[Dataset items]
━━━━━━━━━━━━━━━━━━━━━━━━━━━━━━

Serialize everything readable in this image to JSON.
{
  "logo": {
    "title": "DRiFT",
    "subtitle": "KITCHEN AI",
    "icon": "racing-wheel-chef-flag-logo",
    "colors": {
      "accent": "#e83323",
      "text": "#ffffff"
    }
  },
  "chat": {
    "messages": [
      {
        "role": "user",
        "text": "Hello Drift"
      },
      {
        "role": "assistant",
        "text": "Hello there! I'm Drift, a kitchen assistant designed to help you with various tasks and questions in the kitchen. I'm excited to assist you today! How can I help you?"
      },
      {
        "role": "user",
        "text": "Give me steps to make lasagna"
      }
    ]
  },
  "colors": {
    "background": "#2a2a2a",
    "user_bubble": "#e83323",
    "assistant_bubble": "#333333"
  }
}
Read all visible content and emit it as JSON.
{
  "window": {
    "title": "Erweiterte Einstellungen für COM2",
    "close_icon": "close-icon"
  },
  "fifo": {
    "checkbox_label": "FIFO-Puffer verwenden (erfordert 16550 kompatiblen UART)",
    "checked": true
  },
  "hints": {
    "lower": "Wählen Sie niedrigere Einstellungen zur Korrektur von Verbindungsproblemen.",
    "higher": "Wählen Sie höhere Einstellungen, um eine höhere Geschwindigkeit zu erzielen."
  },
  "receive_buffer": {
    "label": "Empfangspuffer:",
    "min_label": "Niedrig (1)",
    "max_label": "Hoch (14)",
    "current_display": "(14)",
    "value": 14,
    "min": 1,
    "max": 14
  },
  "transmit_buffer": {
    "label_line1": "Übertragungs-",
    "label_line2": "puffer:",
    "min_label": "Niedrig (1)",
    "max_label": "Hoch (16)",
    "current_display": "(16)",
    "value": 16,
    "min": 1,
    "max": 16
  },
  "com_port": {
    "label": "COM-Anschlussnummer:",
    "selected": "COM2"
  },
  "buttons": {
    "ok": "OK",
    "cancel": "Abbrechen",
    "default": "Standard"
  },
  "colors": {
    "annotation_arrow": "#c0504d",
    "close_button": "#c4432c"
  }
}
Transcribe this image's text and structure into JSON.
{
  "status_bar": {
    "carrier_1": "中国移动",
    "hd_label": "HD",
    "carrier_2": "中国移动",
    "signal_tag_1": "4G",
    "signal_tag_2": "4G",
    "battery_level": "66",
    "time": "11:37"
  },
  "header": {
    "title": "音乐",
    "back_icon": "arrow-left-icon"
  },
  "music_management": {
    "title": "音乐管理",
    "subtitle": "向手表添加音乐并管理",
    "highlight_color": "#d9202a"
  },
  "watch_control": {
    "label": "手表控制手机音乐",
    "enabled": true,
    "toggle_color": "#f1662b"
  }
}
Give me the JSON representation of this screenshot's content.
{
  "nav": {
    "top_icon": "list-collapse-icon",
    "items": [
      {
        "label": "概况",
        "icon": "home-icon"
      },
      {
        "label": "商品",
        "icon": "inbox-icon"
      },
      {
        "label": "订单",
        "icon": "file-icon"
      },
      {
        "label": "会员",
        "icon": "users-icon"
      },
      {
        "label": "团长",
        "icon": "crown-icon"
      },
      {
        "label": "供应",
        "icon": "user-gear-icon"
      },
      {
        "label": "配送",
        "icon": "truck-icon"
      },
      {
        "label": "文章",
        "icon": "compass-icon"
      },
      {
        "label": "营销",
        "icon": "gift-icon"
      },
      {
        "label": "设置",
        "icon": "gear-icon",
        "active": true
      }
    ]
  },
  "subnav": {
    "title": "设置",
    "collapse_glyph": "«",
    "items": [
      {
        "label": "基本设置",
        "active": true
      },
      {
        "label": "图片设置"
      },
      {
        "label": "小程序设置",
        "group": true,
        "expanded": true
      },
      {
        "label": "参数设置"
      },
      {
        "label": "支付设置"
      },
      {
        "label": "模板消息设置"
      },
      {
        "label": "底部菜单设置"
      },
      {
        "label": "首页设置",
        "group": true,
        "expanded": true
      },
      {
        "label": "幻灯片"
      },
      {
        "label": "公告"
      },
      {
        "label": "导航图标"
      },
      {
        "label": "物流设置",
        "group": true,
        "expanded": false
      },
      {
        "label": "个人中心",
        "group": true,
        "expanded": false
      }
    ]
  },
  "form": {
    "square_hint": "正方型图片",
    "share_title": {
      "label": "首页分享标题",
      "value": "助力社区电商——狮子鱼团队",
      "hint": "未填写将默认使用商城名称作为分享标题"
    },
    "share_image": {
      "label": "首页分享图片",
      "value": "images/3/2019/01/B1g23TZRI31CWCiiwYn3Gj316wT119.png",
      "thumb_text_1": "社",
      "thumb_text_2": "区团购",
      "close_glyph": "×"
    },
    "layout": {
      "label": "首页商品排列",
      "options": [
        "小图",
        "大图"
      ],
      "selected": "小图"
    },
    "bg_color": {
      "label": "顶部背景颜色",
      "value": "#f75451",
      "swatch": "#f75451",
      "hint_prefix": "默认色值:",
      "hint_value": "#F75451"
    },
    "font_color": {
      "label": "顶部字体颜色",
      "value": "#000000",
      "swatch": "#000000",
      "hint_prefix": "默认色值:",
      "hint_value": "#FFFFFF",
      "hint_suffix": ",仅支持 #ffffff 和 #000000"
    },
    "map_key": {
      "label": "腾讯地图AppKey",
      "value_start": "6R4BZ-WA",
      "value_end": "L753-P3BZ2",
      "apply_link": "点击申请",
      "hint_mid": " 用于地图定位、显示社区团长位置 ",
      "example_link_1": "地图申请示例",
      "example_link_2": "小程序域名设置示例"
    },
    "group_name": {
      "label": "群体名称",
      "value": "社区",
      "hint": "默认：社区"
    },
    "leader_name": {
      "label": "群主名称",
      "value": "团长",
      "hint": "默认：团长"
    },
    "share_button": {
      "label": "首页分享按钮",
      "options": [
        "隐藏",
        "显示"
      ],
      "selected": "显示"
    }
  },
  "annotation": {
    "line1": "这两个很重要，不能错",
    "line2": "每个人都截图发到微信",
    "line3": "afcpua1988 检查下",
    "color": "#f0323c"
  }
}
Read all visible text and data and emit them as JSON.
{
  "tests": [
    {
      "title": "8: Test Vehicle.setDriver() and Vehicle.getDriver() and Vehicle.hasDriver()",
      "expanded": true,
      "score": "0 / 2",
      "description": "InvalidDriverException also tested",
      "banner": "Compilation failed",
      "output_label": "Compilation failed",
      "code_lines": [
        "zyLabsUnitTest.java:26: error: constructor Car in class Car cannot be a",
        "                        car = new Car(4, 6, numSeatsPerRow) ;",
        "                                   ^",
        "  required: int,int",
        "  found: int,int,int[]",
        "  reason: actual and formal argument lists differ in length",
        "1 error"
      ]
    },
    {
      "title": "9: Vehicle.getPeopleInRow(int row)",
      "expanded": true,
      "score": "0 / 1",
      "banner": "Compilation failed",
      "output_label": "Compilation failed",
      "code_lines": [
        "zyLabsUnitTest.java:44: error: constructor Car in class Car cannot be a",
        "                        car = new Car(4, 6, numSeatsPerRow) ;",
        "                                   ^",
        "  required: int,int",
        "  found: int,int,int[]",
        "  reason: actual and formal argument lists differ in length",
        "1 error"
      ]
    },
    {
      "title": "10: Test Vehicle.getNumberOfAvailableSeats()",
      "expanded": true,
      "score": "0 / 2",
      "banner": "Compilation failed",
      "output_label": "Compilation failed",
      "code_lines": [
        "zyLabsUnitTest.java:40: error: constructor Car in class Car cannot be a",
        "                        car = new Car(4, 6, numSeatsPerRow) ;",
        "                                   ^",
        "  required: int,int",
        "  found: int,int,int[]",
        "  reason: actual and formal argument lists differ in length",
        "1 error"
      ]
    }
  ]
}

━━━━━━━━━━━━━━━━━━━━━━━━━━━━━━

| STATED TASK |
Write each line above out exactly.

| TASK OUTPUT |
Serialize everything readable in this image to JSON.
{
  "logo": {
    "title": "DRiFT",
    "subtitle": "KITCHEN AI",
    "icon": "racing-wheel-chef-flag-logo",
    "colors": {
      "accent": "#e83323",
      "text": "#ffffff"
    }
  },
  "chat": {
    "messages": [
      {
        "role": "user",
        "text": "Hello Drift"
      },
      {
        "role": "assistant",
        "text": "Hello there! I'm Drift, a kitchen assistant designed to help you with various tasks and questions in the kitchen. I'm excited to assist you today! How can I help you?"
      },
      {
        "role": "user",
        "text": "Give me steps to make lasagna"
      }
    ]
  },
  "colors": {
    "background": "#2a2a2a",
    "user_bubble": "#e83323",
    "assistant_bubble": "#333333"
  }
}
Read all visible content and emit it as JSON.
{
  "window": {
    "title": "Erweiterte Einstellungen für COM2",
    "close_icon": "close-icon"
  },
  "fifo": {
    "checkbox_label": "FIFO-Puffer verwenden (erfordert 16550 kompatiblen UART)",
    "checked": true
  },
  "hints": {
    "lower": "Wählen Sie niedrigere Einstellungen zur Korrektur von Verbindungsproblemen.",
    "higher": "Wählen Sie höhere Einstellungen, um eine höhere Geschwindigkeit zu erzielen."
  },
  "receive_buffer": {
    "label": "Empfangspuffer:",
    "min_label": "Niedrig (1)",
    "max_label": "Hoch (14)",
    "current_display": "(14)",
    "value": 14,
    "min": 1,
    "max": 14
  },
  "transmit_buffer": {
    "label_line1": "Übertragungs-",
    "label_line2": "puffer:",
    "min_label": "Niedrig (1)",
    "max_label": "Hoch (16)",
    "current_display": "(16)",
    "value": 16,
    "min": 1,
    "max": 16
  },
  "com_port": {
    "label": "COM-Anschlussnummer:",
    "selected": "COM2"
  },
  "buttons": {
    "ok": "OK",
    "cancel": "Abbrechen",
    "default": "Standard"
  },
  "colors": {
    "annotation_arrow": "#c0504d",
    "close_button": "#c4432c"
  }
}
Transcribe this image's text and structure into JSON.
{
  "status_bar": {
    "carrier_1": "中国移动",
    "hd_label": "HD",
    "carrier_2": "中国移动",
    "signal_tag_1": "4G",
    "signal_tag_2": "4G",
    "battery_level": "66",
    "time": "11:37"
  },
  "header": {
    "title": "音乐",
    "back_icon": "arrow-left-icon"
  },
  "music_management": {
    "title": "音乐管理",
    "subtitle": "向手表添加音乐并管理",
    "highlight_color": "#d9202a"
  },
  "watch_control": {
    "label": "手表控制手机音乐",
    "enabled": true,
    "toggle_color": "#f1662b"
  }
}
Give me the JSON representation of this screenshot's content.
{
  "nav": {
    "top_icon": "list-collapse-icon",
    "items": [
      {
        "label": "概况",
        "icon": "home-icon"
      },
      {
        "label": "商品",
        "icon": "inbox-icon"
      },
      {
        "label": "订单",
        "icon": "file-icon"
      },
      {
        "label": "会员",
        "icon": "users-icon"
      },
      {
        "label": "团长",
        "icon": "crown-icon"
      },
      {
        "label": "供应",
        "icon": "user-gear-icon"
      },
      {
        "label": "配送",
        "icon": "truck-icon"
      },
      {
        "label": "文章",
        "icon": "compass-icon"
      },
      {
        "label": "营销",
        "icon": "gift-icon"
      },
      {
        "label": "设置",
        "icon": "gear-icon",
        "active": true
      }
    ]
  },
  "subnav": {
    "title": "设置",
    "collapse_glyph": "«",
    "items": [
      {
        "label": "基本设置",
        "active": true
      },
      {
        "label": "图片设置"
      },
      {
        "label": "小程序设置",
        "group": true,
        "expanded": true
      },
      {
        "label": "参数设置"
      },
      {
        "label": "支付设置"
      },
      {
        "label": "模板消息设置"
      },
      {
        "label": "底部菜单设置"
      },
      {
        "label": "首页设置",
        "group": true,
        "expanded": true
      },
      {
        "label": "幻灯片"
      },
      {
        "label": "公告"
      },
      {
        "label": "导航图标"
      },
      {
        "label": "物流设置",
        "group": true,
        "expanded": false
      },
      {
        "label": "个人中心",
        "group": true,
        "expanded": false
      }
    ]
  },
  "form": {
    "square_hint": "正方型图片",
    "share_title": {
      "label": "首页分享标题",
      "value": "助力社区电商——狮子鱼团队",
      "hint": "未填写将默认使用商城名称作为分享标题"
    },
    "share_image": {
      "label": "首页分享图片",
      "value": "images/3/2019/01/B1g23TZRI31CWCiiwYn3Gj316wT119.png",
      "thumb_text_1": "社",
      "thumb_text_2": "区团购",
      "close_glyph": "×"
    },
    "layout": {
      "label": "首页商品排列",
      "options": [
        "小图",
        "大图"
      ],
      "selected": "小图"
    },
    "bg_color": {
      "label": "顶部背景颜色",
      "value": "#f75451",
      "swatch": "#f75451",
      "hint_prefix": "默认色值:",
      "hint_value": "#F75451"
    },
    "font_color": {
      "label": "顶部字体颜色",
      "value": "#000000",
      "swatch": "#000000",
      "hint_prefix": "默认色值:",
      "hint_value": "#FFFFFF",
      "hint_suffix": ",仅支持 #ffffff 和 #000000"
    },
    "map_key": {
      "label": "腾讯地图AppKey",
      "value_start": "6R4BZ-WA",
      "value_end": "L753-P3BZ2",
      "apply_link": "点击申请",
      "hint_mid": " 用于地图定位、显示社区团长位置 ",
      "example_link_1": "地图申请示例",
      "example_link_2": "小程序域名设置示例"
    },
    "group_name": {
      "label": "群体名称",
      "value": "社区",
      "hint": "默认：社区"
    },
    "leader_name": {
      "label": "群主名称",
      "value": "团长",
      "hint": "默认：团长"
    },
    "share_button": {
      "label": "首页分享按钮",
      "options": [
        "隐藏",
        "显示"
      ],
      "selected": "显示"
    }
  },
  "annotation": {
    "line1": "这两个很重要，不能错",
    "line2": "每个人都截图发到微信",
    "line3": "afcpua1988 检查下",
    "color": "#f0323c"
  }
}
Read all visible text and data and emit them as JSON.
{
  "tests": [
    {
      "title": "8: Test Vehicle.setDriver() and Vehicle.getDriver() and Vehicle.hasDriver()",
      "expanded": true,
      "score": "0 / 2",
      "description": "InvalidDriverException also tested",
      "banner": "Compilation failed",
      "output_label": "Compilation failed",
      "code_lines": [
        "zyLabsUnitTest.java:26: error: constructor Car in class Car cannot be a",
        "                        car = new Car(4, 6, numSeatsPerRow) ;",
        "                                   ^",
        "  required: int,int",
        "  found: int,int,int[]",
        "  reason: actual and formal argument lists differ in length",
        "1 error"
      ]
    },
    {
      "title": "9: Vehicle.getPeopleInRow(int row)",
      "expanded": true,
      "score": "0 / 1",
      "banner": "Compilation failed",
      "output_label": "Compilation failed",
      "code_lines": [
        "zyLabsUnitTest.java:44: error: constructor Car in class Car cannot be a",
        "                        car = new Car(4, 6, numSeatsPerRow) ;",
        "                                   ^",
        "  required: int,int",
        "  found: int,int,int[]",
        "  reason: actual and formal argument lists differ in length",
        "1 error"
      ]
    },
    {
      "title": "10: Test Vehicle.getNumberOfAvailableSeats()",
      "expanded": true,
      "score": "0 / 2",
      "banner": "Compilation failed",
      "output_label": "Compilation failed",
      "code_lines": [
        "zyLabsUnitTest.java:40: error: constructor Car in class Car cannot be a",
        "                        car = new Car(4, 6, numSeatsPerRow) ;",
        "                                   ^",
        "  required: int,int",
        "  found: int,int,int[]",
        "  reason: actual and formal argument lists differ in length",
        "1 error"
      ]
    }
  ]
}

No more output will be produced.